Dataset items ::
——————————

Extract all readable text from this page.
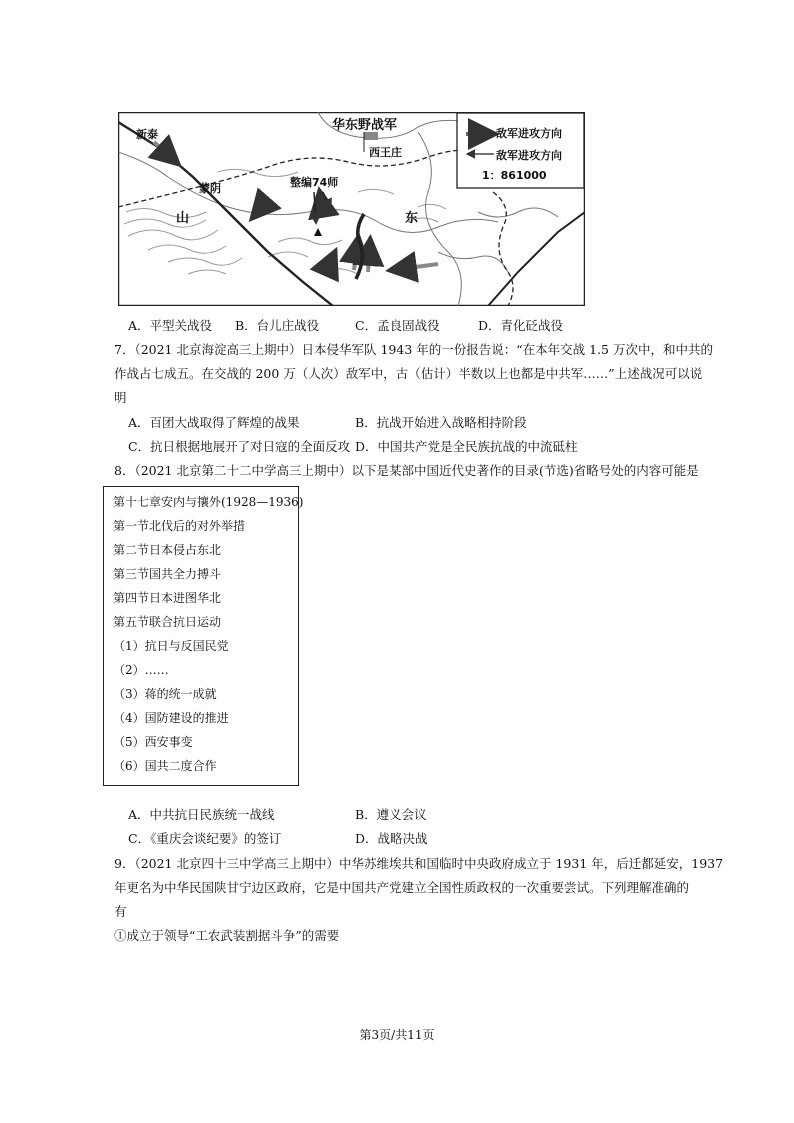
华东野战军
西王庄
新泰
蒙阴	整编74师
山	东
敌军进攻方向
敌军进攻方向
1：861000
A．平型关战役 B．台儿庄战役	C．孟良固战役	D．青化砭战役
7．（2021 北京海淀高三上期中）日本侵华军队 1943 年的一份报告说：“在本年交战 1.5 万次中，和中共的
作战占七成五。在交战的 200 万（人次）敌军中，古（估计）半数以上也都是中共军……”上述战况可以说
明
A．百团大战取得了辉煌的战果	B．抗战开始进入战略相持阶段
C．抗日根据地展开了对日寇的全面反攻 D．中国共产党是全民族抗战的中流砥柱
8．（2021 北京第二十二中学高三上期中）以下是某部中国近代史著作的目录(节选)省略号处的内容可能是
第十七章安内与攘外(1928—1936)
第一节北伐后的对外举措
第二节日本侵占东北
第三节国共全力搏斗
第四节日本进图华北
第五节联合抗日运动
（1）抗日与反国民党
（2）……
（3）蒋的统一成就
（4）国防建设的推进
（5）西安事变
（6）国共二度合作
A．中共抗日民族统一战线	B．遵义会议
C．《重庆会谈纪要》的签订	D．战略决战
9．（2021 北京四十三中学高三上期中）中华苏维埃共和国临时中央政府成立于 1931 年，后迁都延安，1937
年更名为中华民国陕甘宁边区政府，它是中国共产党建立全国性质政权的一次重要尝试。下列理解准确的
有
①成立于领导“工农武装割据斗争”的需要
第3页/共11页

——————————

Job :: Output the records above exactly; leave out the pictures.

Output below ::
Extract all readable text from this page.
华东野战军
西王庄
新泰
蒙阴	整编74师
山	东
敌军进攻方向
敌军进攻方向
1：861000
A．平型关战役 B．台儿庄战役	C．孟良固战役	D．青化砭战役
7．（2021 北京海淀高三上期中）日本侵华军队 1943 年的一份报告说：“在本年交战 1.5 万次中，和中共的
作战占七成五。在交战的 200 万（人次）敌军中，古（估计）半数以上也都是中共军……”上述战况可以说
明
A．百团大战取得了辉煌的战果	B．抗战开始进入战略相持阶段
C．抗日根据地展开了对日寇的全面反攻 D．中国共产党是全民族抗战的中流砥柱
8．（2021 北京第二十二中学高三上期中）以下是某部中国近代史著作的目录(节选)省略号处的内容可能是
第十七章安内与攘外(1928—1936)
第一节北伐后的对外举措
第二节日本侵占东北
第三节国共全力搏斗
第四节日本进图华北
第五节联合抗日运动
（1）抗日与反国民党
（2）……
（3）蒋的统一成就
（4）国防建设的推进
（5）西安事变
（6）国共二度合作
A．中共抗日民族统一战线	B．遵义会议
C．《重庆会谈纪要》的签订	D．战略决战
9．（2021 北京四十三中学高三上期中）中华苏维埃共和国临时中央政府成立于 1931 年，后迁都延安，1937
年更名为中华民国陕甘宁边区政府，它是中国共产党建立全国性质政权的一次重要尝试。下列理解准确的
有
①成立于领导“工农武装割据斗争”的需要
第3页/共11页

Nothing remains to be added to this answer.